EXERCISE REQUIREMENTS: Determine the number of lines where "count" occurs and reply with that number by itself.

THE INPUT:
⟨

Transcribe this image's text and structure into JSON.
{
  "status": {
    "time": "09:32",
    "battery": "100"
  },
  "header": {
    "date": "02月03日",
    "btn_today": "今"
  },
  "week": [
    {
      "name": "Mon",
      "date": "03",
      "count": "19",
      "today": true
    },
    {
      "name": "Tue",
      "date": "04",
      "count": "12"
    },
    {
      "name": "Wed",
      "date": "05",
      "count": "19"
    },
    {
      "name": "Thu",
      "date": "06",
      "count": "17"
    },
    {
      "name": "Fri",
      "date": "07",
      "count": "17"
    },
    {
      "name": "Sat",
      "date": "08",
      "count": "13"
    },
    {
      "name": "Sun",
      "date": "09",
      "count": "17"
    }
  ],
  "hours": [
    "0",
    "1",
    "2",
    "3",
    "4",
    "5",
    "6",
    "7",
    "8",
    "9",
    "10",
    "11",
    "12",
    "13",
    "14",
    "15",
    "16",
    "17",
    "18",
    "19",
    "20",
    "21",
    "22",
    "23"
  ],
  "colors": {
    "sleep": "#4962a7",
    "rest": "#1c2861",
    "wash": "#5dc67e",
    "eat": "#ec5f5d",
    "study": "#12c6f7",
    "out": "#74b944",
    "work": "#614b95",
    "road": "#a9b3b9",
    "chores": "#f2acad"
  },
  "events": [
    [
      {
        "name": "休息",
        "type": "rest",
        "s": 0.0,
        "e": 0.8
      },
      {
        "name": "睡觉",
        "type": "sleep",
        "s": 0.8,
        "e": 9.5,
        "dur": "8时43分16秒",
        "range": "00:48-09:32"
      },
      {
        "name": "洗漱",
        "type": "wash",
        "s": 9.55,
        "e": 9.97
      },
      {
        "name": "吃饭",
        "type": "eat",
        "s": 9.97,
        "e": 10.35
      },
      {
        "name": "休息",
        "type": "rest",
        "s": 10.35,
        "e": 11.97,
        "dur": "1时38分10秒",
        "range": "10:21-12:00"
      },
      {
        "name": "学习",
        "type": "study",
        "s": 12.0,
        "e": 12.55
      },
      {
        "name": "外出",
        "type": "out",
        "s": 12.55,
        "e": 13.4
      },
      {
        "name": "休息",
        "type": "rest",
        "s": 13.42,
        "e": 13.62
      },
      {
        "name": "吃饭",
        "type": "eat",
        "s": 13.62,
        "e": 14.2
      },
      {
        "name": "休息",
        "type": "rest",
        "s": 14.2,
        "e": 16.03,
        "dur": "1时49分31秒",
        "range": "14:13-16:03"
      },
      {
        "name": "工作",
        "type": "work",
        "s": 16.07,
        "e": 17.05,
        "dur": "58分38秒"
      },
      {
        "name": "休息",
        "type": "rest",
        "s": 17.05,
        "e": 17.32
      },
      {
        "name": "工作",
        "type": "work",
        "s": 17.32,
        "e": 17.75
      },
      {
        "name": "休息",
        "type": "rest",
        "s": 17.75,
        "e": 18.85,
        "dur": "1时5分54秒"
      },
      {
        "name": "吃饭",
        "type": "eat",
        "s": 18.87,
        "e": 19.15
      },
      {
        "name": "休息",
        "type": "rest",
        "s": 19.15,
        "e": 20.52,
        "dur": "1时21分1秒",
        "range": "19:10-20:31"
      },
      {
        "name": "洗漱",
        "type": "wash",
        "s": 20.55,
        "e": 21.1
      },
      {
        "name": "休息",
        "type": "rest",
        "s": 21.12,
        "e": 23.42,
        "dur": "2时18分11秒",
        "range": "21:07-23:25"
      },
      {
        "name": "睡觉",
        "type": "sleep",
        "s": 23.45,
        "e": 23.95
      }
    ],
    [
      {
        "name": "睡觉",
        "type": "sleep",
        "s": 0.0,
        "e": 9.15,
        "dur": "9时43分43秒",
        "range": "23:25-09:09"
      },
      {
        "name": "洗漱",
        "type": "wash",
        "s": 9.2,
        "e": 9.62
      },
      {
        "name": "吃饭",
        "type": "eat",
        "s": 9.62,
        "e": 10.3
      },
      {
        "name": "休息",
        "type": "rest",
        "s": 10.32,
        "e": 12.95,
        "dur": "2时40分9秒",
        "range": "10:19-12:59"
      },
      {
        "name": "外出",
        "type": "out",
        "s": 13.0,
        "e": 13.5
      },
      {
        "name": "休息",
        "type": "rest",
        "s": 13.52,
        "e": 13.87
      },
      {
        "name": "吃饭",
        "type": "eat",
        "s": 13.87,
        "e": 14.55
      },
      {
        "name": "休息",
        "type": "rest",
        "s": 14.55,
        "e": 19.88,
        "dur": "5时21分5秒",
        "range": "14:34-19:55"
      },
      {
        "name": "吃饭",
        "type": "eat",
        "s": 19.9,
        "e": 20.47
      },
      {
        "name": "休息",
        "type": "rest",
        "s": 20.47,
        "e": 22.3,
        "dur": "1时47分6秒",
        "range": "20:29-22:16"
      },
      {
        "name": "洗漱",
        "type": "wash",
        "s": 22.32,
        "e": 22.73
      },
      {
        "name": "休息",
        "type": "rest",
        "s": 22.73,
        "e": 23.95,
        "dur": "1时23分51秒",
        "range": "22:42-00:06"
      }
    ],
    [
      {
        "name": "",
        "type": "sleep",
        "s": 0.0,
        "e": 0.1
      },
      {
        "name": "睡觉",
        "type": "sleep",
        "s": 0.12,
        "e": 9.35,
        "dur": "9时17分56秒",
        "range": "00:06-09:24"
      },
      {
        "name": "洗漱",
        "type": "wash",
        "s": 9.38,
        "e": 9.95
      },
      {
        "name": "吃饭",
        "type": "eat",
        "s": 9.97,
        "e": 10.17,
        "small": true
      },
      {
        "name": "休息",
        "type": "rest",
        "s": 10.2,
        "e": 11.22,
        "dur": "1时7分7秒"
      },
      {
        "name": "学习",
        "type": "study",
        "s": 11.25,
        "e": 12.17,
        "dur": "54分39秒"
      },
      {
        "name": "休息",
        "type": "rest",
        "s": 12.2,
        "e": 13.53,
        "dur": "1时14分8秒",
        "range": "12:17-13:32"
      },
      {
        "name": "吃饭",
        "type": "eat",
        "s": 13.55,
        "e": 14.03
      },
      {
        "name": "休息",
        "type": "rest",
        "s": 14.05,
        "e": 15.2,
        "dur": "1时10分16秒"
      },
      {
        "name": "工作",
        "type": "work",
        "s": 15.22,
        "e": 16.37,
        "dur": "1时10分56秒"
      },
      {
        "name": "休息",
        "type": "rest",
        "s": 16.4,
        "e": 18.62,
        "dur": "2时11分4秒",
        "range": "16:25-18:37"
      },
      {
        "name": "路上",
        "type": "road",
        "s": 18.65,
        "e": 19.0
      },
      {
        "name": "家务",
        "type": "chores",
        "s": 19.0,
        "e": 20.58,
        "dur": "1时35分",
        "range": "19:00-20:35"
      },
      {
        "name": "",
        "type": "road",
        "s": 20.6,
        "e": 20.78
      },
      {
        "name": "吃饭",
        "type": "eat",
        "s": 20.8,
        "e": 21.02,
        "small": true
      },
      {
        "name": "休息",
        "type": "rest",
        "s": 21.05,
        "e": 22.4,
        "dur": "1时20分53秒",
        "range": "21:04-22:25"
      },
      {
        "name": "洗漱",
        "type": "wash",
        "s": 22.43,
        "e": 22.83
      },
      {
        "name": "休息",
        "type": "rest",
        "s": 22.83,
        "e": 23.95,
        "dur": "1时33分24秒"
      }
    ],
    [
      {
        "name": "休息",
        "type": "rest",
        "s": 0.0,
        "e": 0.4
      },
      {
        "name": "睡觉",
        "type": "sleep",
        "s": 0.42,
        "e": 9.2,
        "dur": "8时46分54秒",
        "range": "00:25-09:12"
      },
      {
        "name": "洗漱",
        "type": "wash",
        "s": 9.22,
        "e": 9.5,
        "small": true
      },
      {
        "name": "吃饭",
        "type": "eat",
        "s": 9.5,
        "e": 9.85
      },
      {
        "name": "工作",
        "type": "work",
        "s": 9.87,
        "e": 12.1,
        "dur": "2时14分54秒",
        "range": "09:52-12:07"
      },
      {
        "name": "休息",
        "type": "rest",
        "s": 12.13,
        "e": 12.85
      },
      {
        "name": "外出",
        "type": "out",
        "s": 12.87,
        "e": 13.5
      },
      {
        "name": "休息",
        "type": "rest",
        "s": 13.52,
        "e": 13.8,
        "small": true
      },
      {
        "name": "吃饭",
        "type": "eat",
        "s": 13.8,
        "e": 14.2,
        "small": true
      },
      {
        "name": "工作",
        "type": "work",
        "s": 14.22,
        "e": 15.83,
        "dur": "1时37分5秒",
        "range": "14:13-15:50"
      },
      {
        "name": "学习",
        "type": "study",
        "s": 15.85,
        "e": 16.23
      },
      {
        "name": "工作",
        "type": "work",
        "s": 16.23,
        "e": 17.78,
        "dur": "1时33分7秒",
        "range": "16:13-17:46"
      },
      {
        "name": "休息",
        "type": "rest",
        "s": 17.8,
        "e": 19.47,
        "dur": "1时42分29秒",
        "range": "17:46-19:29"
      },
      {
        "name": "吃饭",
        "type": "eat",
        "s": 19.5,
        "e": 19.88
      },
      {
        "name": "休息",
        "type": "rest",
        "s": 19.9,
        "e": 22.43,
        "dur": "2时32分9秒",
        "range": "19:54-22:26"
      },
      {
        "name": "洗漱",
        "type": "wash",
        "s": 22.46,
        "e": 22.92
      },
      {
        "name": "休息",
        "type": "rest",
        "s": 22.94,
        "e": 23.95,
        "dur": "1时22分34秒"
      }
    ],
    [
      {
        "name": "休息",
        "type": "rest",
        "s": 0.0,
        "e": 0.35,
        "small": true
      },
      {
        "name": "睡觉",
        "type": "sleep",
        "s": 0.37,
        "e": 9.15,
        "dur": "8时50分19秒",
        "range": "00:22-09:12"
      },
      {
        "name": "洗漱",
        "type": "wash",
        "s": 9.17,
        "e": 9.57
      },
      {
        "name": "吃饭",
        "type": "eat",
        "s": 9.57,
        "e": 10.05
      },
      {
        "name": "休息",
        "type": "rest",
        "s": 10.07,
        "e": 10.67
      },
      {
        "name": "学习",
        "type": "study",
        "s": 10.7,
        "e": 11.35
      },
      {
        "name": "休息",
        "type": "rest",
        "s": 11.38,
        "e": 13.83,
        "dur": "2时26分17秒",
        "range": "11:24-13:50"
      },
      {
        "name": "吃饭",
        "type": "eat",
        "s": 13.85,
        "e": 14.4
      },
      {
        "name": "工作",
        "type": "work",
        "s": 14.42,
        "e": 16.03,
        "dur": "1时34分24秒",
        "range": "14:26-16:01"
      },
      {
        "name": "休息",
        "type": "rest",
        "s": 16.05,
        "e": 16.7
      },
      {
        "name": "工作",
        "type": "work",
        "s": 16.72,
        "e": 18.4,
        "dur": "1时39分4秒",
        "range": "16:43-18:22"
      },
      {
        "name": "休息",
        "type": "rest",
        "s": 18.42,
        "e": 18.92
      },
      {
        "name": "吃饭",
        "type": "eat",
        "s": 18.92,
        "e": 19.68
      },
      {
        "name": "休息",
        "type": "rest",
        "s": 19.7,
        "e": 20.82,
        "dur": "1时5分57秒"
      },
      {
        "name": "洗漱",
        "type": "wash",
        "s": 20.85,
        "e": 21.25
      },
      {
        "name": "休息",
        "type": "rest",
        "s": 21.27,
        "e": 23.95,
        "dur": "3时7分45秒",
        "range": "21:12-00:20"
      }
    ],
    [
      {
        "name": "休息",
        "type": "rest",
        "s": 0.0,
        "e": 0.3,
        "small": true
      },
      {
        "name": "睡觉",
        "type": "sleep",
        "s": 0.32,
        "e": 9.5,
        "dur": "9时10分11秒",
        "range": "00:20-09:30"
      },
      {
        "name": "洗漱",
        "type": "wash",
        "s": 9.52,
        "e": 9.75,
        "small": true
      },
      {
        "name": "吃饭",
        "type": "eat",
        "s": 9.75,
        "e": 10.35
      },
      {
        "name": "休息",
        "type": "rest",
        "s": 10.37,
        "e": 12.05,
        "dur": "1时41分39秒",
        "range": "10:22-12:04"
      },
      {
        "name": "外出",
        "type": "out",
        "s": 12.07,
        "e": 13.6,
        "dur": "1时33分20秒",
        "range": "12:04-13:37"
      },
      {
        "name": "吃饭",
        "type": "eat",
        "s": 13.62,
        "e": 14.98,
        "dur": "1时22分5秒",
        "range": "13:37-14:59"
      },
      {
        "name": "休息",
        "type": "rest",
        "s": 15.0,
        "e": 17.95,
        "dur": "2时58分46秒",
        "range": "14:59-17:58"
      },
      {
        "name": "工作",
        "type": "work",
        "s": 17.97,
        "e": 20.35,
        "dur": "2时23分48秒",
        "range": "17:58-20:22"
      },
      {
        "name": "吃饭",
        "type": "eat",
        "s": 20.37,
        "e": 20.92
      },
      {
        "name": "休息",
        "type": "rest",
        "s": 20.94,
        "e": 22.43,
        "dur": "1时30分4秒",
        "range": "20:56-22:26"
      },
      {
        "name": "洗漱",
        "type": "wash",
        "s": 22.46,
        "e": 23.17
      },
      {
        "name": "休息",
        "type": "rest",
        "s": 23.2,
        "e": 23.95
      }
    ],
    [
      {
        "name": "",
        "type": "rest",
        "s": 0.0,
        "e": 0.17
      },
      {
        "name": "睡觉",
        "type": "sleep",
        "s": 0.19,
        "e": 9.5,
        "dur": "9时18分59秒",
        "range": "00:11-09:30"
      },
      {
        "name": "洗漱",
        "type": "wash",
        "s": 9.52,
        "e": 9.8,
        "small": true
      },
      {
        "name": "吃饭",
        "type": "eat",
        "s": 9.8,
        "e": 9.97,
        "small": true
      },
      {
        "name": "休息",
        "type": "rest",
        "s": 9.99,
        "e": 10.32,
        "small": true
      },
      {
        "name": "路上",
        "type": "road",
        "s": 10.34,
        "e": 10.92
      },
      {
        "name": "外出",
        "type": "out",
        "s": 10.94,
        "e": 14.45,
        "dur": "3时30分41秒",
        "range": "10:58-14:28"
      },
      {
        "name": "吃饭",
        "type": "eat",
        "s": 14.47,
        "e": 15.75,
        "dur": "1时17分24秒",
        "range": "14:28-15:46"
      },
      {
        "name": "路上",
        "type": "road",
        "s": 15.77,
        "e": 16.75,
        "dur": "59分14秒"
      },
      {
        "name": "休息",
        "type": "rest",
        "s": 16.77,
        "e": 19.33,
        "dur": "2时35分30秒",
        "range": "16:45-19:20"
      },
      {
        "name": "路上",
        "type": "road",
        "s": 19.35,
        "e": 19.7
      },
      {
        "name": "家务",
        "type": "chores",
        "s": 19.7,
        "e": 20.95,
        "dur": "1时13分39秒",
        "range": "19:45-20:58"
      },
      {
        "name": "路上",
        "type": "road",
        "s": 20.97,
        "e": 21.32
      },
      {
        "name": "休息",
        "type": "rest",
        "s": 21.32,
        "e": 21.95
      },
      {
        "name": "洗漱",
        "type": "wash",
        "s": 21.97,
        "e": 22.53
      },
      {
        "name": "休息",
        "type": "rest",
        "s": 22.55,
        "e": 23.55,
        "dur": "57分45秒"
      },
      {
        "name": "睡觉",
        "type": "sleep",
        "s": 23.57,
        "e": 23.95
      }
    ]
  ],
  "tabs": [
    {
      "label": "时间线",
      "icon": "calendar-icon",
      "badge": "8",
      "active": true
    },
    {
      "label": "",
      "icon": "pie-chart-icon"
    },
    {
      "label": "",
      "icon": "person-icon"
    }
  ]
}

⟩

FINAL ANSWER: 7